◆ **TO DO**
Locate all lines with the word "eleifend". Copy them.

════════════════════

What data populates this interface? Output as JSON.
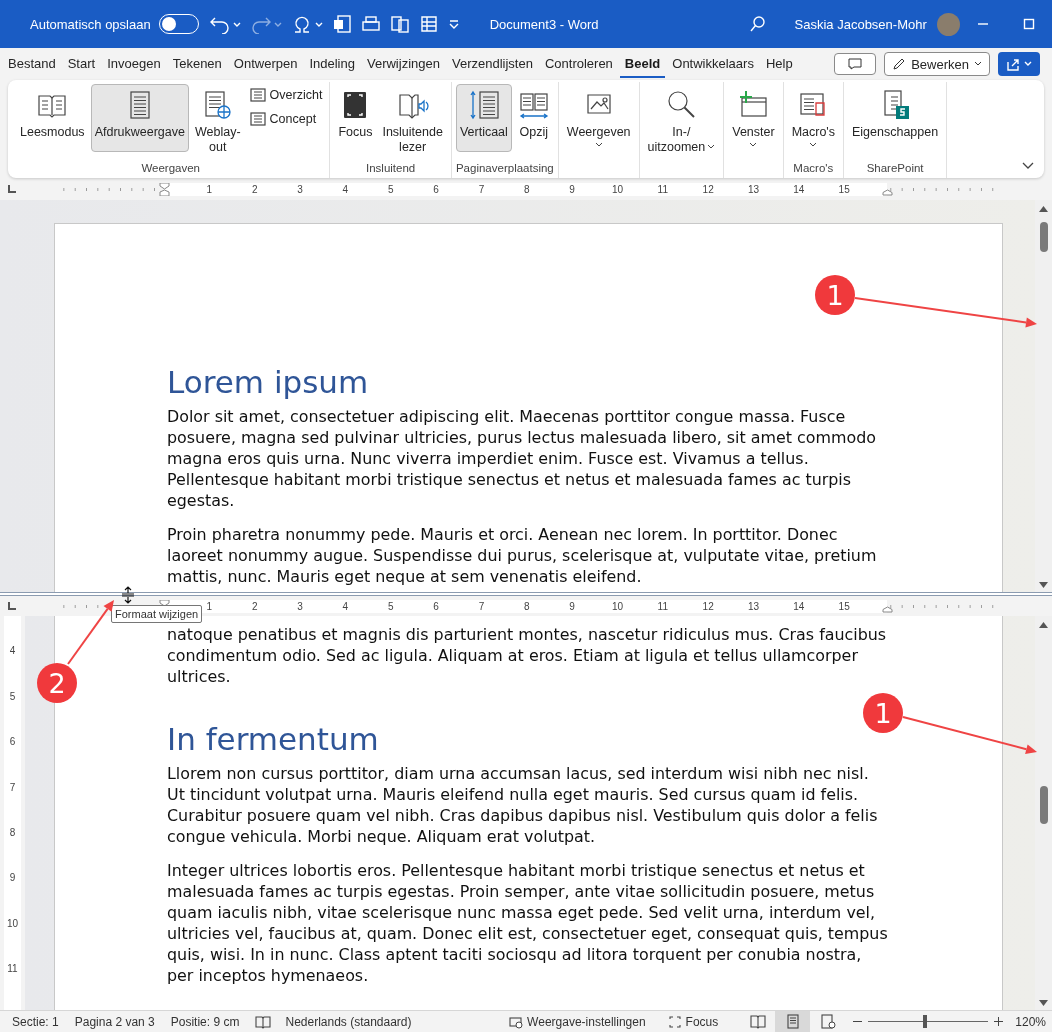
{
  "title_bar": {
    "autosave_label": "Automatisch opslaan",
    "autosave_on": false,
    "document_title": "Document3  -  Word",
    "user_name": "Saskia Jacobsen-Mohr"
  },
  "menu_tabs": [
    {
      "label": "Bestand",
      "selected": false
    },
    {
      "label": "Start",
      "selected": false
    },
    {
      "label": "Invoegen",
      "selected": false
    },
    {
      "label": "Tekenen",
      "selected": false
    },
    {
      "label": "Ontwerpen",
      "selected": false
    },
    {
      "label": "Indeling",
      "selected": false
    },
    {
      "label": "Verwijzingen",
      "selected": false
    },
    {
      "label": "Verzendlijsten",
      "selected": false
    },
    {
      "label": "Controleren",
      "selected": false
    },
    {
      "label": "Beeld",
      "selected": true
    },
    {
      "label": "Ontwikkelaars",
      "selected": false
    },
    {
      "label": "Help",
      "selected": false
    }
  ],
  "edit_button": {
    "label": "Bewerken"
  },
  "ribbon_groups": [
    {
      "label": "Weergaven",
      "buttons": [
        {
          "label": "Leesmodus",
          "kind": "large",
          "selected": false,
          "dropdown": false
        },
        {
          "label": "Afdrukweergave",
          "kind": "large",
          "selected": true,
          "dropdown": false
        },
        {
          "label": "Weblay-\nout",
          "kind": "large",
          "selected": false,
          "dropdown": false
        },
        {
          "label": "Overzicht",
          "kind": "small",
          "selected": false,
          "dropdown": false
        },
        {
          "label": "Concept",
          "kind": "small",
          "selected": false,
          "dropdown": false
        }
      ]
    },
    {
      "label": "Insluitend",
      "buttons": [
        {
          "label": "Focus",
          "kind": "large",
          "selected": false,
          "dropdown": false
        },
        {
          "label": "Insluitende\nlezer",
          "kind": "large",
          "selected": false,
          "dropdown": false
        }
      ]
    },
    {
      "label": "Paginaverplaatsing",
      "buttons": [
        {
          "label": "Verticaal",
          "kind": "large",
          "selected": true,
          "dropdown": false
        },
        {
          "label": "Opzij",
          "kind": "large",
          "selected": false,
          "dropdown": false
        }
      ]
    },
    {
      "buttons": [
        {
          "label": "Weergeven",
          "kind": "large",
          "selected": false,
          "dropdown": true
        }
      ]
    },
    {
      "buttons": [
        {
          "label": "In-/\nuitzoomen",
          "kind": "large",
          "selected": false,
          "dropdown": true
        }
      ]
    },
    {
      "buttons": [
        {
          "label": "Venster",
          "kind": "large",
          "selected": false,
          "dropdown": true
        }
      ]
    },
    {
      "label": "Macro's",
      "buttons": [
        {
          "label": "Macro's",
          "kind": "large",
          "selected": false,
          "dropdown": true
        }
      ]
    },
    {
      "label": "SharePoint",
      "buttons": [
        {
          "label": "Eigenschappen",
          "kind": "large",
          "selected": false,
          "dropdown": false
        }
      ]
    }
  ],
  "top_ruler": [
    "1",
    "2",
    "3",
    "4",
    "5",
    "6",
    "7",
    "8",
    "9",
    "10",
    "11",
    "12",
    "13",
    "14",
    "15"
  ],
  "top_pane": {
    "blocks": [
      {
        "kind": "heading",
        "text": "Lorem ipsum"
      },
      {
        "kind": "paragraph",
        "text": "Dolor sit amet, consectetuer adipiscing elit. Maecenas porttitor congue massa. Fusce posuere, magna sed pulvinar ultricies, purus lectus malesuada libero, sit amet commodo magna eros quis urna. Nunc viverra imperdiet enim. Fusce est. Vivamus a tellus. Pellentesque habitant morbi tristique senectus et netus et malesuada fames ac turpis egestas."
      },
      {
        "kind": "paragraph",
        "text": "Proin pharetra nonummy pede. Mauris et orci. Aenean nec lorem. In porttitor. Donec laoreet nonummy augue. Suspendisse dui purus, scelerisque at, vulputate vitae, pretium mattis, nunc. Mauris eget neque at sem venenatis eleifend."
      }
    ]
  },
  "bottom_ruler": [
    "1",
    "2",
    "3",
    "4",
    "5",
    "6",
    "7",
    "8",
    "9",
    "10",
    "11",
    "12",
    "13",
    "14",
    "15"
  ],
  "side_ruler": [
    "4",
    "5",
    "6",
    "7",
    "8",
    "9",
    "10",
    "11"
  ],
  "bottom_pane": {
    "blocks": [
      {
        "kind": "paragraph",
        "text": "natoque penatibus et magnis dis parturient montes, nascetur ridiculus mus. Cras faucibus condimentum odio. Sed ac ligula. Aliquam at eros. Etiam at ligula et tellus ullamcorper ultrices."
      },
      {
        "kind": "heading",
        "text": "In fermentum"
      },
      {
        "kind": "paragraph",
        "text": "Llorem non cursus porttitor, diam urna accumsan lacus, sed interdum wisi nibh nec nisl. Ut tincidunt volutpat urna. Mauris eleifend nulla eget mauris. Sed cursus quam id felis. Curabitur posuere quam vel nibh. Cras dapibus dapibus nisl. Vestibulum quis dolor a felis congue vehicula. Morbi neque. Aliquam erat volutpat."
      },
      {
        "kind": "paragraph",
        "text": "Integer ultrices lobortis eros. Pellentesque habitant morbi tristique senectus et netus et malesuada fames ac turpis egestas. Proin semper, ante vitae sollicitudin posuere, metus quam iaculis nibh, vitae scelerisque nunc massa eget pede. Sed velit urna, interdum vel, ultricies vel, faucibus at, quam. Donec elit est, consectetuer eget, consequat quis, tempus quis, wisi. In in nunc. Class aptent taciti sociosqu ad litora torquent per conubia nostra, per inceptos hymenaeos."
      }
    ]
  },
  "tooltip": "Formaat wijzigen",
  "callouts": [
    {
      "number": "1"
    },
    {
      "number": "1"
    },
    {
      "number": "2"
    }
  ],
  "status_bar": {
    "items": [
      "Sectie: 1",
      "Pagina 2 van 3",
      "Positie: 9 cm"
    ],
    "language": "Nederlands (standaard)",
    "display_settings": "Weergave-instellingen",
    "focus": "Focus",
    "views": [
      {
        "selected": false
      },
      {
        "selected": true
      },
      {
        "selected": false
      }
    ],
    "zoom": {
      "level": 0.47,
      "percent": "120%"
    }
  }
}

════════════════════

◆ **REPLY**
        "text": "Proin pharetra nonummy pede. Mauris et orci. Aenean nec lorem. In porttitor. Donec laoreet nonummy augue. Suspendisse dui purus, scelerisque at, vulputate vitae, pretium mattis, nunc. Mauris eget neque at sem venenatis eleifend."
        "text": "Llorem non cursus porttitor, diam urna accumsan lacus, sed interdum wisi nibh nec nisl. Ut tincidunt volutpat urna. Mauris eleifend nulla eget mauris. Sed cursus quam id felis. Curabitur posuere quam vel nibh. Cras dapibus dapibus nisl. Vestibulum quis dolor a felis congue vehicula. Morbi neque. Aliquam erat volutpat."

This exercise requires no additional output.